DATASET ENTRIES:
★ ★ ★ ★ ★
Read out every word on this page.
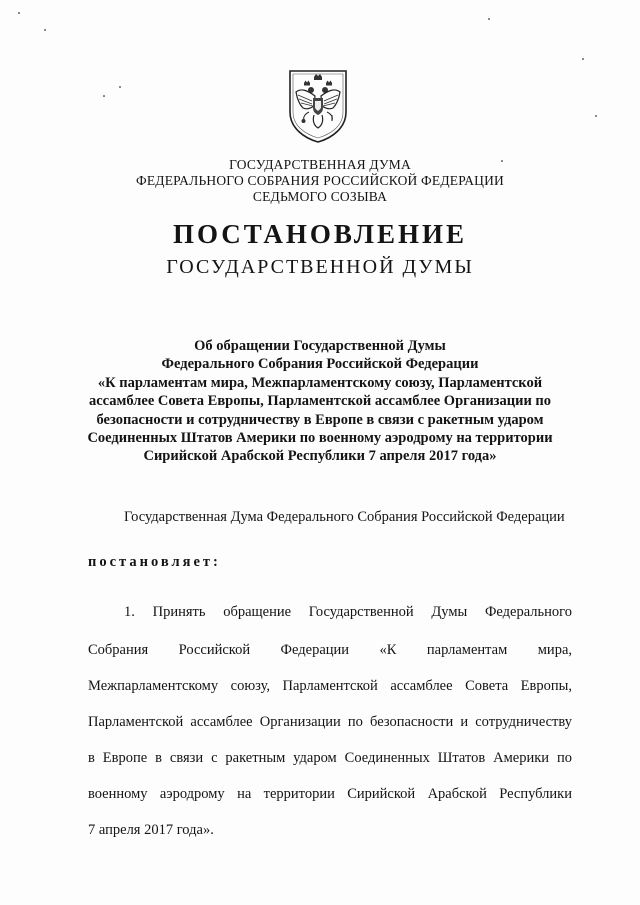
ГОСУДАРСТВЕННАЯ ДУМА
ФЕДЕРАЛЬНОГО СОБРАНИЯ РОССИЙСКОЙ ФЕДЕРАЦИИ
СЕДЬМОГО СОЗЫВА
ПОСТАНОВЛЕНИЕ
ГОСУДАРСТВЕННОЙ ДУМЫ
Об обращении Государственной Думы
Федерального Собрания Российской Федерации
«К парламентам мира, Межпарламентскому союзу, Парламентской
ассамблее Совета Европы, Парламентской ассамблее Организации по
безопасности и сотрудничеству в Европе в связи с ракетным ударом
Соединенных Штатов Америки по военному аэродрому на территории
Сирийской Арабской Республики 7 апреля 2017 года»
Государственная Дума Федерального Собрания Российской Федерации
постановляет:
1. Принять обращение Государственной Думы Федерального
Собрания Российской Федерации «К парламентам мира,
Межпарламентскому союзу, Парламентской ассамблее Совета Европы,
Парламентской ассамблее Организации по безопасности и сотрудничеству
в Европе в связи с ракетным ударом Соединенных Штатов Америки по
военному аэродрому на территории Сирийской Арабской Республики
7 апреля 2017 года».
★ ★ ★ ★ ★
REQUIRED TASK: Determine how many lines in the records contain "Европы", and reply with the number only.

ANSWER TO THE PROBLEM: 2